**RECORDS FOR THE TASK**
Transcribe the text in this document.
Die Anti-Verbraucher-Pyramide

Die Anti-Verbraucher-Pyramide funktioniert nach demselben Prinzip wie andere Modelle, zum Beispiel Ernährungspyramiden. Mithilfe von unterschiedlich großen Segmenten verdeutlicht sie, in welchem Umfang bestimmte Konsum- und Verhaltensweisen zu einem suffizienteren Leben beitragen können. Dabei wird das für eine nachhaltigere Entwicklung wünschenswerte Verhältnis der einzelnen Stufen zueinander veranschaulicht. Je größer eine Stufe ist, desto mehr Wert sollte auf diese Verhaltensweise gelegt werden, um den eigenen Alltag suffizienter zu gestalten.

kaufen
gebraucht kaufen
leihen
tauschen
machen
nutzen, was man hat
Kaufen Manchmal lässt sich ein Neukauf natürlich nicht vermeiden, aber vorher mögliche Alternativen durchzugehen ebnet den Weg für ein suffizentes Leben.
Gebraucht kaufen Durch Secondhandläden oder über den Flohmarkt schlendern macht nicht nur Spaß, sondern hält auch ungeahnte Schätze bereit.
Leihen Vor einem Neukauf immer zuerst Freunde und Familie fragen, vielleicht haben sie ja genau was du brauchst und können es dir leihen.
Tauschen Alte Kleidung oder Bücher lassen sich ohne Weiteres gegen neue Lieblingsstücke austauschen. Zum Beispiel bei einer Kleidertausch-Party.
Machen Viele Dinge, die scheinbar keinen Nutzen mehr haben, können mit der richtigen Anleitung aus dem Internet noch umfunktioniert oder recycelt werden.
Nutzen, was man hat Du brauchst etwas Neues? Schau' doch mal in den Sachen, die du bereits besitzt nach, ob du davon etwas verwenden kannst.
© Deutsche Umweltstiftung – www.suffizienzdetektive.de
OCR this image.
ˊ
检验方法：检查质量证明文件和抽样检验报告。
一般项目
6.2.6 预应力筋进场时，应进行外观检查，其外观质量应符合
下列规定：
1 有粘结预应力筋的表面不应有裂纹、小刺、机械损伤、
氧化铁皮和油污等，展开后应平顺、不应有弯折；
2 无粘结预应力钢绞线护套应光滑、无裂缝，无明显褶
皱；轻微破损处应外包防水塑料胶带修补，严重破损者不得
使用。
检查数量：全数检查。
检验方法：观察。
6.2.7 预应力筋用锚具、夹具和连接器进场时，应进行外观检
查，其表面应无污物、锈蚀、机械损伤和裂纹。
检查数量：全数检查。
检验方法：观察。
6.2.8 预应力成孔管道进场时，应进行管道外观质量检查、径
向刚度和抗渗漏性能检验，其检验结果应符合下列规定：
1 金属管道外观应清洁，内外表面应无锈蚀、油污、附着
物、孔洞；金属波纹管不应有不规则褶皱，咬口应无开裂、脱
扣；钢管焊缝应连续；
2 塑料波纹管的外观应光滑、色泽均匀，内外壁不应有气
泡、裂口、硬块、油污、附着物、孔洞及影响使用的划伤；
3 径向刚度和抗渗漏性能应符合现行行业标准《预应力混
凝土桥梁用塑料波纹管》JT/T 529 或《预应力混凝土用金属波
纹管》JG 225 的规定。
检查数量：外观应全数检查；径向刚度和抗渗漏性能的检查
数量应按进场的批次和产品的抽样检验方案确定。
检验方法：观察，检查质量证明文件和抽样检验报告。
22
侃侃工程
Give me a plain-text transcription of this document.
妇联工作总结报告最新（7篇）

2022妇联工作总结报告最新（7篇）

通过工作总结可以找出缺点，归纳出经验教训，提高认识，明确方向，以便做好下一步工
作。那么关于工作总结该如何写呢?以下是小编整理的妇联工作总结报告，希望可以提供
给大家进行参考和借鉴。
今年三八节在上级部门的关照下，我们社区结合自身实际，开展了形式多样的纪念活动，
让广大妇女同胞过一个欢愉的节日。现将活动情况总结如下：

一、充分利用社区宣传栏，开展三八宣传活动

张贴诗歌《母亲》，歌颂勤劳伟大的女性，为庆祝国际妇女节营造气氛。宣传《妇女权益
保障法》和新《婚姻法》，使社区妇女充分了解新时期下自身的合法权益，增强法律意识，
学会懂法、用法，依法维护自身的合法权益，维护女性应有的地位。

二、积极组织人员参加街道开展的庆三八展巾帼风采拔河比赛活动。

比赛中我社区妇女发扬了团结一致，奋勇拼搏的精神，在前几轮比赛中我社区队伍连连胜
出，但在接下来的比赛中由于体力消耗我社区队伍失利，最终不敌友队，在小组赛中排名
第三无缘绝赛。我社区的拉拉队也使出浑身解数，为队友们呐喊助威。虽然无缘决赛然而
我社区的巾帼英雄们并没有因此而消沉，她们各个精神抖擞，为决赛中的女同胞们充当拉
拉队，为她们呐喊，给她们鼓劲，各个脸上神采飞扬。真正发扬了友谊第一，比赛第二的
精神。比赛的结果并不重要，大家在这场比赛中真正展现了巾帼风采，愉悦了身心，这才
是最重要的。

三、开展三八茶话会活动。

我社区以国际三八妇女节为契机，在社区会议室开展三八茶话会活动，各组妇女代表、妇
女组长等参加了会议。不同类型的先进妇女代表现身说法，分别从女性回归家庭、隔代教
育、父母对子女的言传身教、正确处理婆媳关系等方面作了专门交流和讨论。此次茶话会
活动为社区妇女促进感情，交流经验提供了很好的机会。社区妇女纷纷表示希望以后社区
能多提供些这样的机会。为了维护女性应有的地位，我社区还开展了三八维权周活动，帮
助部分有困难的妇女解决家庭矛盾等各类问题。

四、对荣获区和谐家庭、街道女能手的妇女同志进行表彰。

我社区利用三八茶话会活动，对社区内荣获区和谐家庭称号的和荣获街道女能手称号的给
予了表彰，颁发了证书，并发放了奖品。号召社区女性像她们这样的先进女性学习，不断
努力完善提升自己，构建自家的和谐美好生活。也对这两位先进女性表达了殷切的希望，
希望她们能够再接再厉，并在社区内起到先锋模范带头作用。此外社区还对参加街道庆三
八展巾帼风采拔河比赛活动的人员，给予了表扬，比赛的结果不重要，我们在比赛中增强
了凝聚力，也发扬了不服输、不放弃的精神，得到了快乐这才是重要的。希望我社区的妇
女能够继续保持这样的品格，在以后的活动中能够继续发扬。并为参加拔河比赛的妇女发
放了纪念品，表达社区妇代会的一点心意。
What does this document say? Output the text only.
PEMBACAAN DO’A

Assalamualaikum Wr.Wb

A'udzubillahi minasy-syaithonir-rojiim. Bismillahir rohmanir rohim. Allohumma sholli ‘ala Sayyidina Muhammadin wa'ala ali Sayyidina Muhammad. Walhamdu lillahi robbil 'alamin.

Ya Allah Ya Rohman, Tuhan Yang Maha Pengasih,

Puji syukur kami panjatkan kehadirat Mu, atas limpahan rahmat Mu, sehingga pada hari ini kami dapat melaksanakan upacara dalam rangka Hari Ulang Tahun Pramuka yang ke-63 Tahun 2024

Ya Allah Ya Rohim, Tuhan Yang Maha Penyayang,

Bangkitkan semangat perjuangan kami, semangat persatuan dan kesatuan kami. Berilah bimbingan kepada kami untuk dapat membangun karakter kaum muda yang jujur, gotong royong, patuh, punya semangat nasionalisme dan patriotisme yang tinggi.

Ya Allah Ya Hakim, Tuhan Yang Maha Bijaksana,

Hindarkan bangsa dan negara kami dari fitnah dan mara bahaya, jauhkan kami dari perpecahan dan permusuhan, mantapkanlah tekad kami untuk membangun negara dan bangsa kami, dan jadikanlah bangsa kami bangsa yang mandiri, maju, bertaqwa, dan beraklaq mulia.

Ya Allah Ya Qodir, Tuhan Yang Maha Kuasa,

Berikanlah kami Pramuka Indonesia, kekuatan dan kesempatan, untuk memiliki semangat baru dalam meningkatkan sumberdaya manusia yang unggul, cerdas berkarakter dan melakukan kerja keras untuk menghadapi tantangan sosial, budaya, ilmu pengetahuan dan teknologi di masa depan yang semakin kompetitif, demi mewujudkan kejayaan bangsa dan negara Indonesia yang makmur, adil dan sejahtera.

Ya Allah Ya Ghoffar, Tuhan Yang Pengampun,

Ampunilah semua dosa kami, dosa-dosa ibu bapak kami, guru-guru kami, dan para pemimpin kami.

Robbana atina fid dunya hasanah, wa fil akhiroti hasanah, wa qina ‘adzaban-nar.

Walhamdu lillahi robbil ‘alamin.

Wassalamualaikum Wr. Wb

**EXERCISE DESCRIPTION**
Check each line above for the string "检查质量证明文件和抽样检验报告" and show the ones that have it.

**ANSWER**
检验方法：检查质量证明文件和抽样检验报告。
检验方法：观察，检查质量证明文件和抽样检验报告。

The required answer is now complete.